(Dataset records on visual material)
- - - - - - -

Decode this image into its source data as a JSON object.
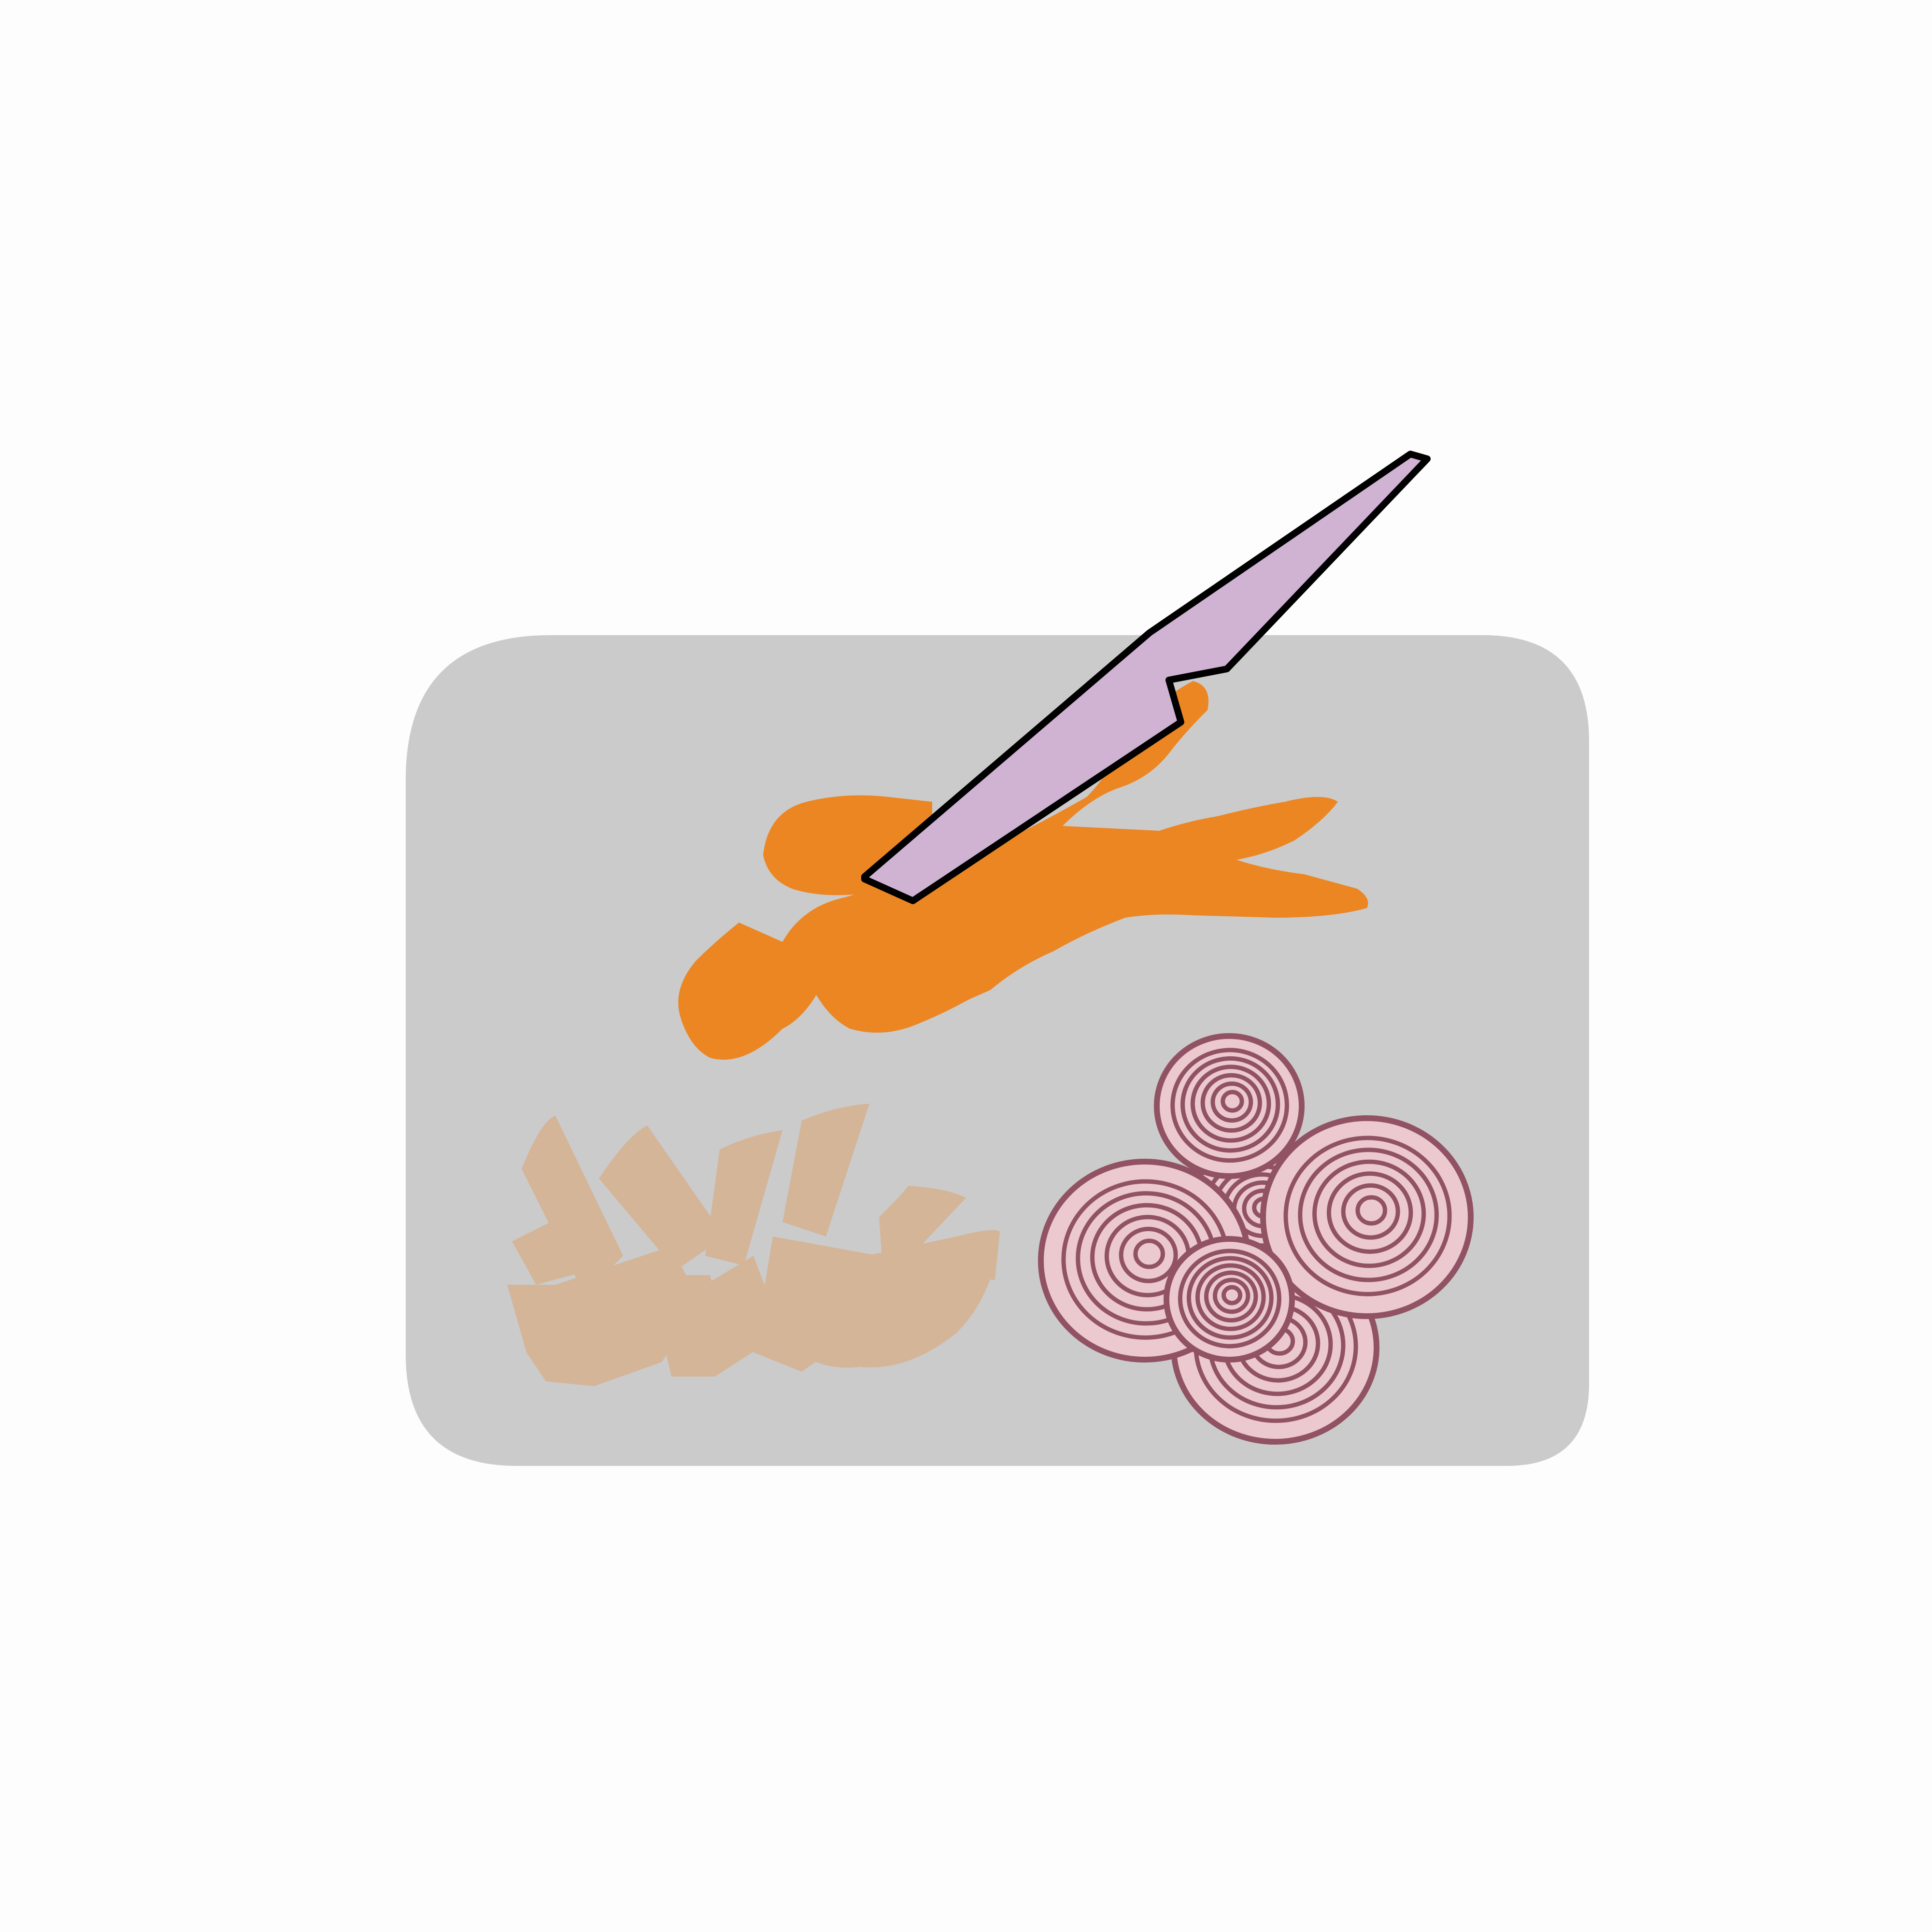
{
  "scene": {
    "background_color": "#fdfdfd",
    "board": {
      "icon": "cutting-board-icon",
      "color": "#cbcbcb"
    },
    "carrot": {
      "icon": "carrot-icon",
      "color": "#ec8623"
    },
    "knife": {
      "icon": "knife-icon",
      "blade_color": "#d0b2d3",
      "outline_color": "#000000"
    },
    "potato_strips": {
      "icon": "potato-strips-icon",
      "color": "#d4b598"
    },
    "onion_slices": {
      "icon": "onion-slices-icon",
      "fill_color": "#ecc9ce",
      "ring_color": "#915364",
      "count": 6
    }
  }
}
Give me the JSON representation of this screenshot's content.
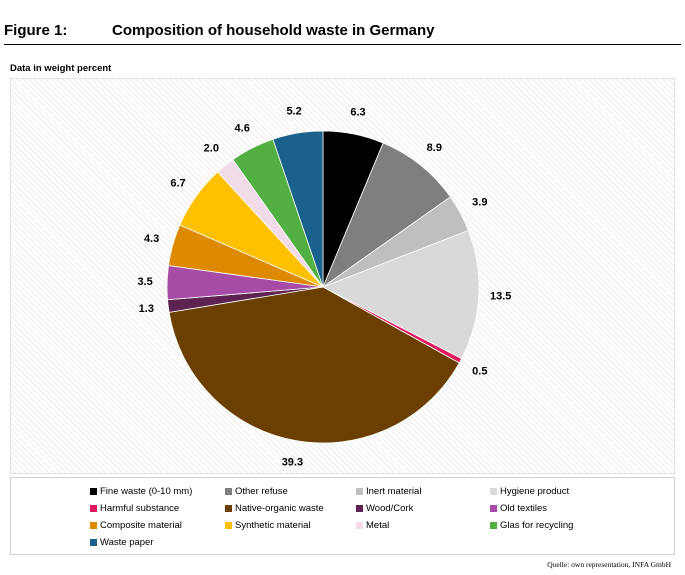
{
  "figure": {
    "number": "Figure 1:",
    "title": "Composition of household waste in Germany",
    "subtitle": "Data in weight percent",
    "source": "Quelle: own representation, INFA GmbH"
  },
  "chart_data": {
    "type": "pie",
    "title": "Composition of household waste in Germany",
    "subtitle": "Data in weight percent",
    "start": "12 o'clock",
    "direction": "clockwise",
    "legend_position": "bottom",
    "slices": [
      {
        "label": "Fine waste (0-10 mm)",
        "value": 6.3,
        "value_label": "6.3",
        "color": "#000000"
      },
      {
        "label": "Other refuse",
        "value": 8.9,
        "value_label": "8.9",
        "color": "#7f7f7f"
      },
      {
        "label": "Inert material",
        "value": 3.9,
        "value_label": "3.9",
        "color": "#bfbfbf"
      },
      {
        "label": "Hygiene product",
        "value": 13.5,
        "value_label": "13.5",
        "color": "#d9d9d9"
      },
      {
        "label": "Harmful substance",
        "value": 0.5,
        "value_label": "0.5",
        "color": "#e0185f"
      },
      {
        "label": "Native-organic waste",
        "value": 39.3,
        "value_label": "39.3",
        "color": "#6b3f00"
      },
      {
        "label": "Wood/Cork",
        "value": 1.3,
        "value_label": "1.3",
        "color": "#5c2350"
      },
      {
        "label": "Old textiles",
        "value": 3.5,
        "value_label": "3.5",
        "color": "#a64ca6"
      },
      {
        "label": "Composite material",
        "value": 4.3,
        "value_label": "4.3",
        "color": "#de8a00"
      },
      {
        "label": "Synthetic material",
        "value": 6.7,
        "value_label": "6.7",
        "color": "#ffc000"
      },
      {
        "label": "Metal",
        "value": 2.0,
        "value_label": "2.0",
        "color": "#f1dbe8"
      },
      {
        "label": "Glas for recycling",
        "value": 4.6,
        "value_label": "4.6",
        "color": "#52b043"
      },
      {
        "label": "Waste paper",
        "value": 5.2,
        "value_label": "5.2",
        "color": "#1a628d"
      }
    ]
  }
}
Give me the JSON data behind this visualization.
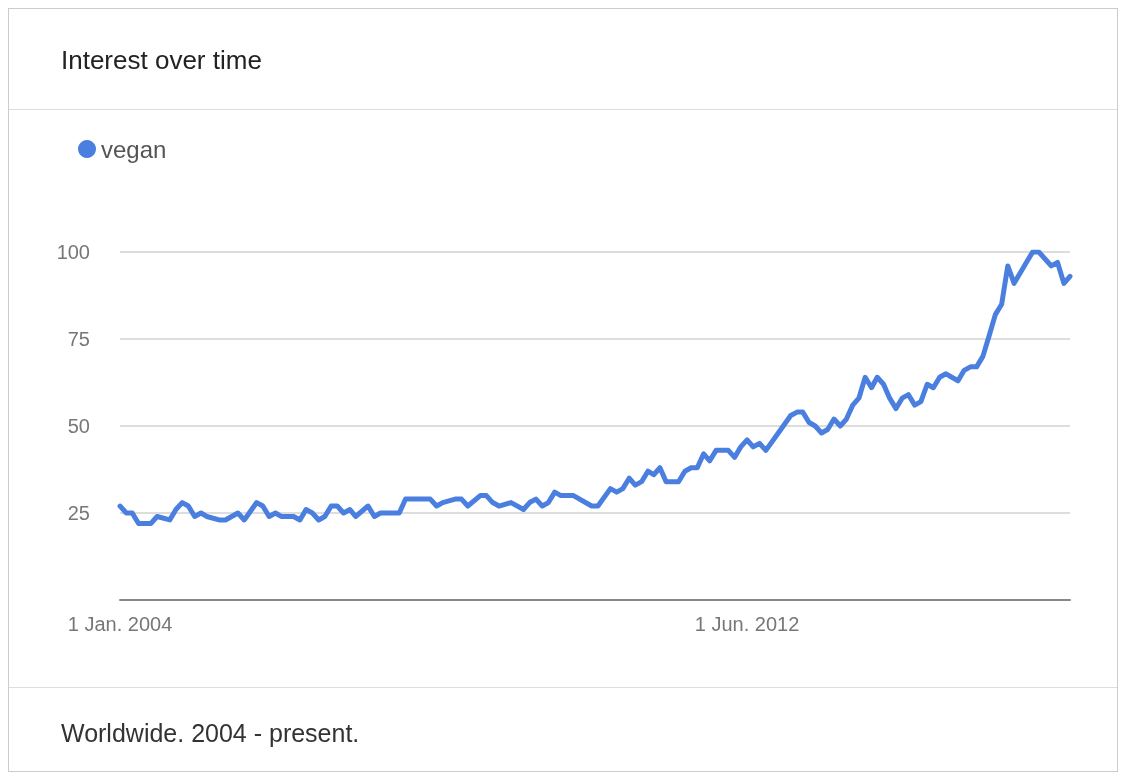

- - - - - - -

YOUR OBJECTIVE
Restate the listing above word for word, and skip the pictures.

ANSWER FOR THIS EXERCISE
Decode this image into its source data as a JSON object.
{
  "scene": {
    "background_color": "#fdfdfd",
    "board": {
      "icon": "cutting-board-icon",
      "color": "#cbcbcb"
    },
    "carrot": {
      "icon": "carrot-icon",
      "color": "#ec8623"
    },
    "knife": {
      "icon": "knife-icon",
      "blade_color": "#d0b2d3",
      "outline_color": "#000000"
    },
    "potato_strips": {
      "icon": "potato-strips-icon",
      "color": "#d4b598"
    },
    "onion_slices": {
      "icon": "onion-slices-icon",
      "fill_color": "#ecc9ce",
      "ring_color": "#915364",
      "count": 6
    }
  }
}
Give me the JSON representation of this screenshot's content.
{
  "figure": {
    "number": "Figure 1:",
    "title": "Composition of household waste in Germany",
    "subtitle": "Data in weight percent",
    "source": "Quelle: own representation, INFA GmbH"
  },
  "chart_data": {
    "type": "pie",
    "title": "Composition of household waste in Germany",
    "subtitle": "Data in weight percent",
    "start": "12 o'clock",
    "direction": "clockwise",
    "legend_position": "bottom",
    "slices": [
      {
        "label": "Fine waste (0-10 mm)",
        "value": 6.3,
        "value_label": "6.3",
        "color": "#000000"
      },
      {
        "label": "Other refuse",
        "value": 8.9,
        "value_label": "8.9",
        "color": "#7f7f7f"
      },
      {
        "label": "Inert material",
        "value": 3.9,
        "value_label": "3.9",
        "color": "#bfbfbf"
      },
      {
        "label": "Hygiene product",
        "value": 13.5,
        "value_label": "13.5",
        "color": "#d9d9d9"
      },
      {
        "label": "Harmful substance",
        "value": 0.5,
        "value_label": "0.5",
        "color": "#e0185f"
      },
      {
        "label": "Native-organic waste",
        "value": 39.3,
        "value_label": "39.3",
        "color": "#6b3f00"
      },
      {
        "label": "Wood/Cork",
        "value": 1.3,
        "value_label": "1.3",
        "color": "#5c2350"
      },
      {
        "label": "Old textiles",
        "value": 3.5,
        "value_label": "3.5",
        "color": "#a64ca6"
      },
      {
        "label": "Composite material",
        "value": 4.3,
        "value_label": "4.3",
        "color": "#de8a00"
      },
      {
        "label": "Synthetic material",
        "value": 6.7,
        "value_label": "6.7",
        "color": "#ffc000"
      },
      {
        "label": "Metal",
        "value": 2.0,
        "value_label": "2.0",
        "color": "#f1dbe8"
      },
      {
        "label": "Glas for recycling",
        "value": 4.6,
        "value_label": "4.6",
        "color": "#52b043"
      },
      {
        "label": "Waste paper",
        "value": 5.2,
        "value_label": "5.2",
        "color": "#1a628d"
      }
    ]
  }
}
Give me the JSON data behind this visualization.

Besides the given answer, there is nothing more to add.